_TASK DIRECTIONS_.
Copy every line of the data that includes the string "amount".

[BEGIN]

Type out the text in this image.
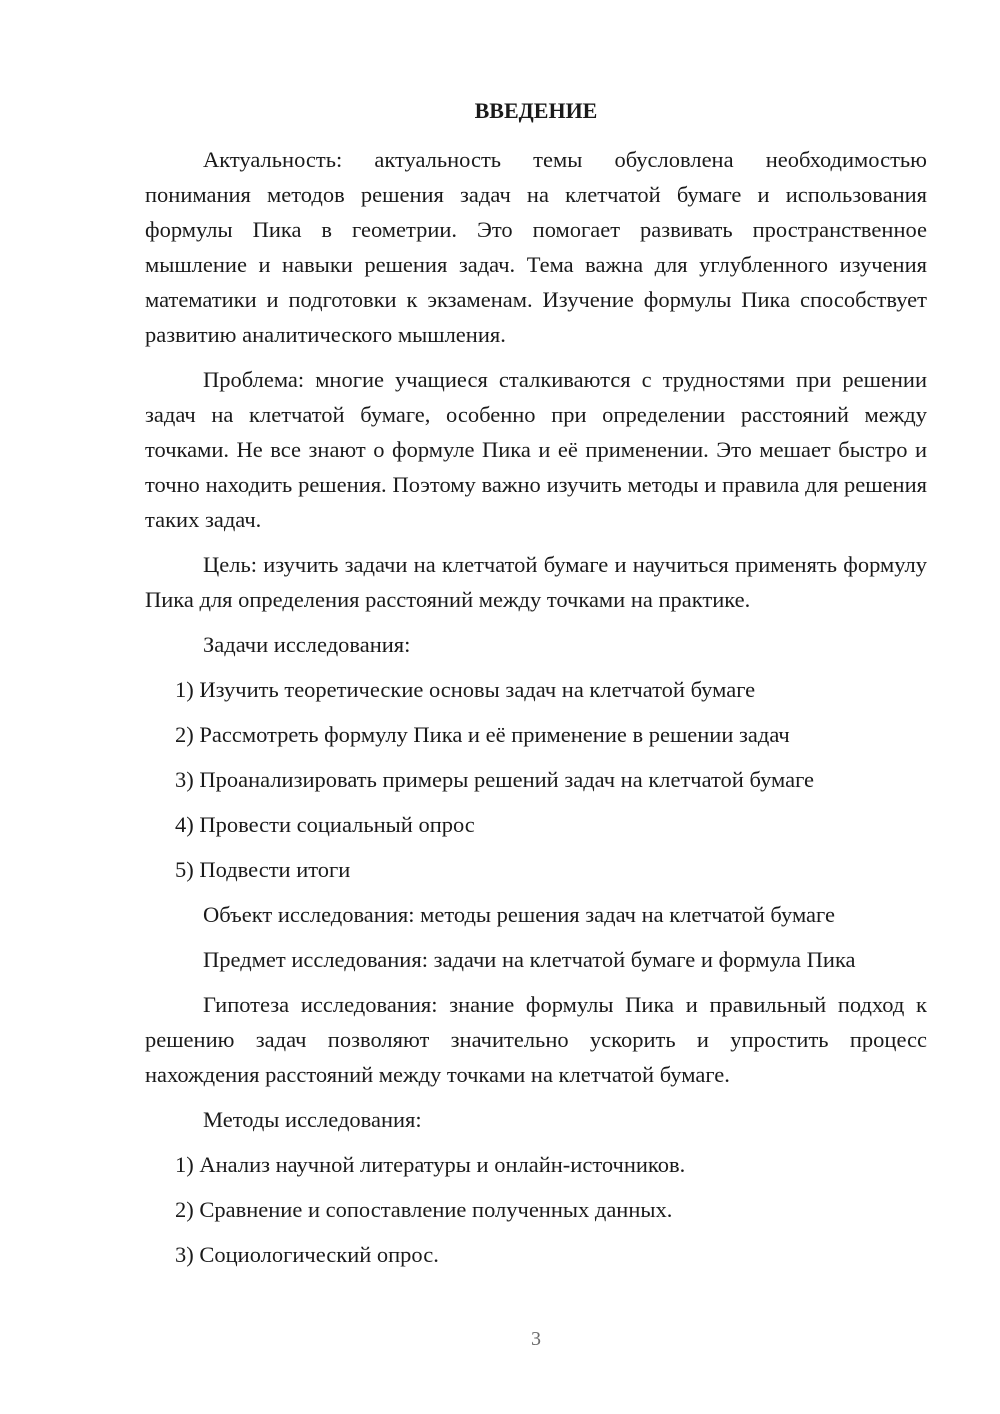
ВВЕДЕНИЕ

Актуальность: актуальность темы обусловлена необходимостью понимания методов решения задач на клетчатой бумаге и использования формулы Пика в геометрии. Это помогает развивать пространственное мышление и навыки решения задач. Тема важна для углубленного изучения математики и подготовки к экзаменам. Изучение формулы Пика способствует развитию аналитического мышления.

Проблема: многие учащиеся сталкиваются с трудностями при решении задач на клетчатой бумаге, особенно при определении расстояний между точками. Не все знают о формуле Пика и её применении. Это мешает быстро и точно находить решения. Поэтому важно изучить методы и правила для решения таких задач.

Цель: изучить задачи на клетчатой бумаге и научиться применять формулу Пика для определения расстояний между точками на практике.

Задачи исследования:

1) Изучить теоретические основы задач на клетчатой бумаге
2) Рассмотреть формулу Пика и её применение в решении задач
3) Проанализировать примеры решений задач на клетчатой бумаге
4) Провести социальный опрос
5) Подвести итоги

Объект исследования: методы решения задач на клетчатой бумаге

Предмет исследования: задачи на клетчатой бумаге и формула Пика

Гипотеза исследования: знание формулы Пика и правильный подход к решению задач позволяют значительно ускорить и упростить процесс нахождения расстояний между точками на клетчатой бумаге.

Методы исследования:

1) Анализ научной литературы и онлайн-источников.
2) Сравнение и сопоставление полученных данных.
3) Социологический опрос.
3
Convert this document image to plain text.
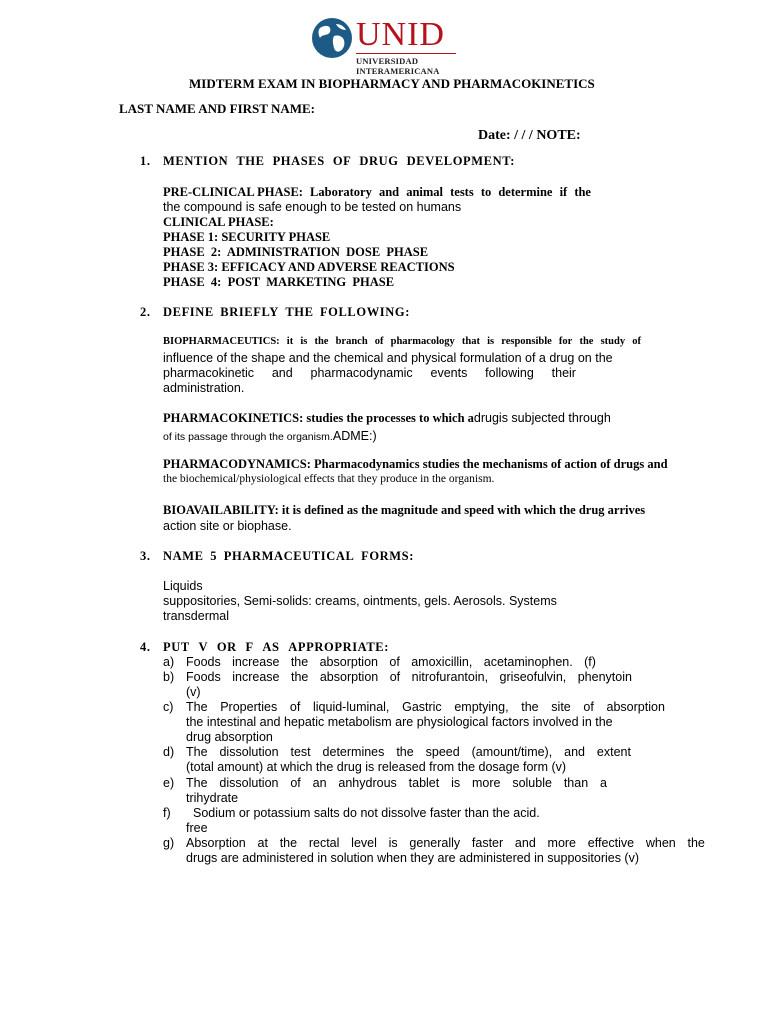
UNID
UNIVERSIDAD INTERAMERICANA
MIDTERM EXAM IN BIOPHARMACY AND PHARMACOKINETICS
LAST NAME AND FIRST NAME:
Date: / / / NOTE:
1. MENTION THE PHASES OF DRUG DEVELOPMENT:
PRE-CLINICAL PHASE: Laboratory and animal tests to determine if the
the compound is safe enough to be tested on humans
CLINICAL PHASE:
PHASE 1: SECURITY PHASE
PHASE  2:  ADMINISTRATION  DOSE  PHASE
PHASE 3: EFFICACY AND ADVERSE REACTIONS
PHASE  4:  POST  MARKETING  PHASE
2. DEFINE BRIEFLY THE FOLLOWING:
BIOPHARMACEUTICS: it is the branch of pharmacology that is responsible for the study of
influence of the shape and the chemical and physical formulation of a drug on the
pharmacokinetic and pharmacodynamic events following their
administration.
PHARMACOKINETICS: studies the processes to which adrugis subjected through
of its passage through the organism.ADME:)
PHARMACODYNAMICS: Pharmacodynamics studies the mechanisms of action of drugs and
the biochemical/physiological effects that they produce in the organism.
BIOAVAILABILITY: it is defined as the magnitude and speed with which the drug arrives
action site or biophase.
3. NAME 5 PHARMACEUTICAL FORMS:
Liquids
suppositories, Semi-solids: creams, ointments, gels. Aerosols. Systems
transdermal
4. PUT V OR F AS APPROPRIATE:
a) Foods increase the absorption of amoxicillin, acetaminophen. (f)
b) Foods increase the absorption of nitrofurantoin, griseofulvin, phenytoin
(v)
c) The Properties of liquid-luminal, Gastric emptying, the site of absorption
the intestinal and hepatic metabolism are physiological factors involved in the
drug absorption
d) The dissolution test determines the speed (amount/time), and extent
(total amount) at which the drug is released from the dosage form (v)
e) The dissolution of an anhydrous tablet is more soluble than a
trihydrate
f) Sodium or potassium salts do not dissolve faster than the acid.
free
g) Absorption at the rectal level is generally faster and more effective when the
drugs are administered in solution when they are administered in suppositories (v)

[END]
[BEGIN]

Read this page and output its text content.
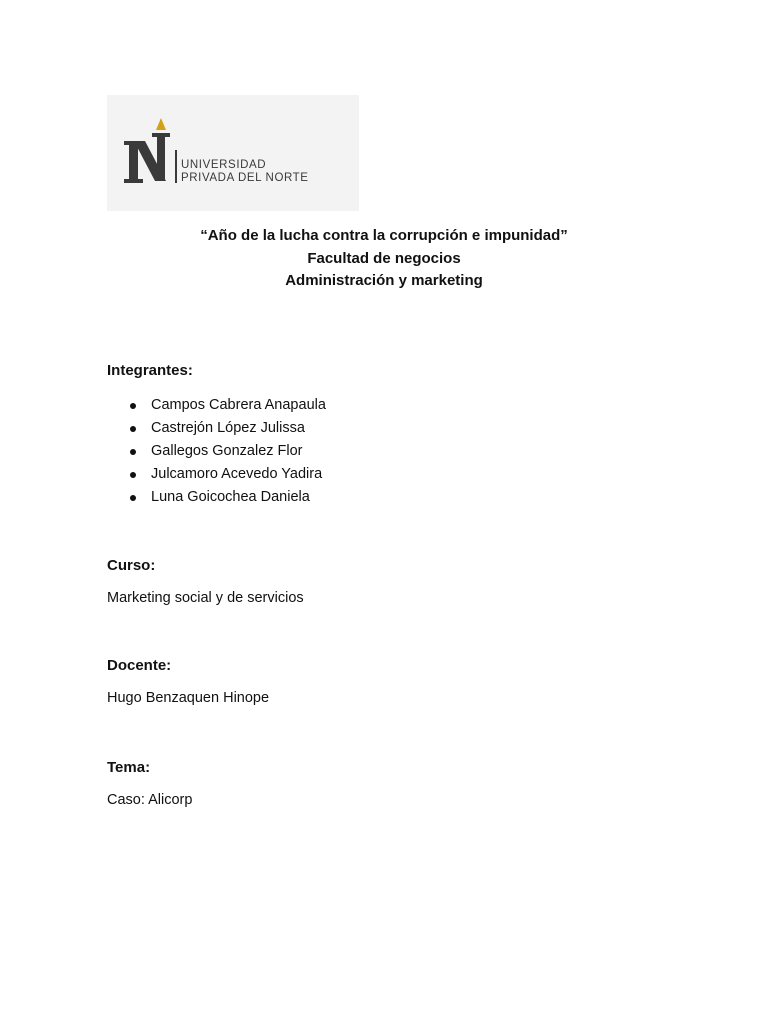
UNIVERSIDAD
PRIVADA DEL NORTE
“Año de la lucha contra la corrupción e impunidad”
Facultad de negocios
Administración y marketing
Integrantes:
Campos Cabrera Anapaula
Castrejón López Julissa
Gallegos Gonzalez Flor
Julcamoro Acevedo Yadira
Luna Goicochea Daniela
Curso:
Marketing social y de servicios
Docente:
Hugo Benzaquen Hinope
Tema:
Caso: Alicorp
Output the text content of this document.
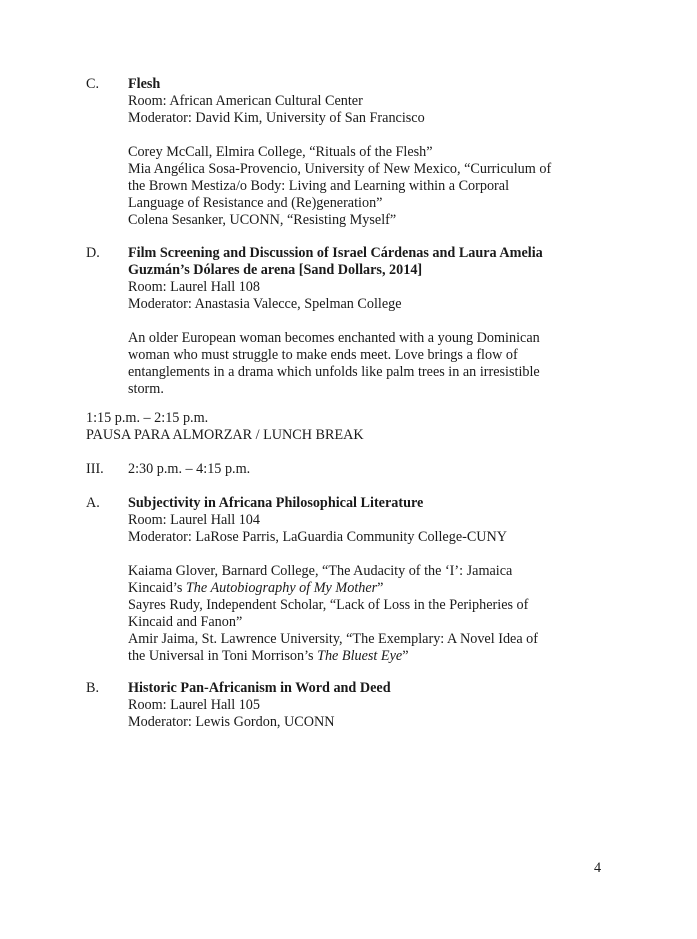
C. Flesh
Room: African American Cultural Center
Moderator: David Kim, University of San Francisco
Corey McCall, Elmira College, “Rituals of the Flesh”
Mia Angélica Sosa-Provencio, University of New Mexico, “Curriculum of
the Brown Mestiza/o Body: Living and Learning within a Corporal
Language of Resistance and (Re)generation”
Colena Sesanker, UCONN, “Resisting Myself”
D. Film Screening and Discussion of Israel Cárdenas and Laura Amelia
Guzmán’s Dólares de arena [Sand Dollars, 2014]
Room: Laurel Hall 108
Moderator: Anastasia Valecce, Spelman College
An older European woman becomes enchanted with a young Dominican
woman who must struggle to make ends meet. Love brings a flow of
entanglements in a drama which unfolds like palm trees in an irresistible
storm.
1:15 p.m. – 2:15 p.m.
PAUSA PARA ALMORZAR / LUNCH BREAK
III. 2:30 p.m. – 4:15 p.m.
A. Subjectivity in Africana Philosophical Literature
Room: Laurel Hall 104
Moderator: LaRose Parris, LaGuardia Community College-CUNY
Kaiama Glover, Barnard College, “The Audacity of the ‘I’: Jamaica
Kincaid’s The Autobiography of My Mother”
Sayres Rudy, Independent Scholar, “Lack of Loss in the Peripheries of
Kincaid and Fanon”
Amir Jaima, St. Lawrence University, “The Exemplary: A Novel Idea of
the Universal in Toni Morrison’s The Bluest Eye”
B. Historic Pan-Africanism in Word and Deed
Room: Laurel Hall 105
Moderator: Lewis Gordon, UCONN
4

[END]
[BEGIN]

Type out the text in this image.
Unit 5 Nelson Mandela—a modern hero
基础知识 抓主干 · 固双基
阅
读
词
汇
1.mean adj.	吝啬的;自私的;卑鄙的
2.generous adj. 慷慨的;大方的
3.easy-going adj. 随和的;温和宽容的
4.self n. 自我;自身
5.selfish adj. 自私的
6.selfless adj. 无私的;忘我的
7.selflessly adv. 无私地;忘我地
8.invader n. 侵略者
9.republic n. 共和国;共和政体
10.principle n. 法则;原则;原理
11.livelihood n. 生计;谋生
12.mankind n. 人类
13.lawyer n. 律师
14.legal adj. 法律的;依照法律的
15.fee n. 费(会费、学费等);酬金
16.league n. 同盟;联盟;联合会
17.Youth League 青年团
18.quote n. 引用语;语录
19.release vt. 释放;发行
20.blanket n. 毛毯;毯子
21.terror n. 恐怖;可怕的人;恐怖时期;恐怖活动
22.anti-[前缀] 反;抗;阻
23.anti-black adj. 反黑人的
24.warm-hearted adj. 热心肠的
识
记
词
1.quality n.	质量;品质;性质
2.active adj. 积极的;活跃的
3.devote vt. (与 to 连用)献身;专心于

[END]

_SOLUTION FOR THIS TASK_.
d) The dissolution test determines the speed (amount/time), and extent
(total amount) at which the drug is released from the dosage form (v)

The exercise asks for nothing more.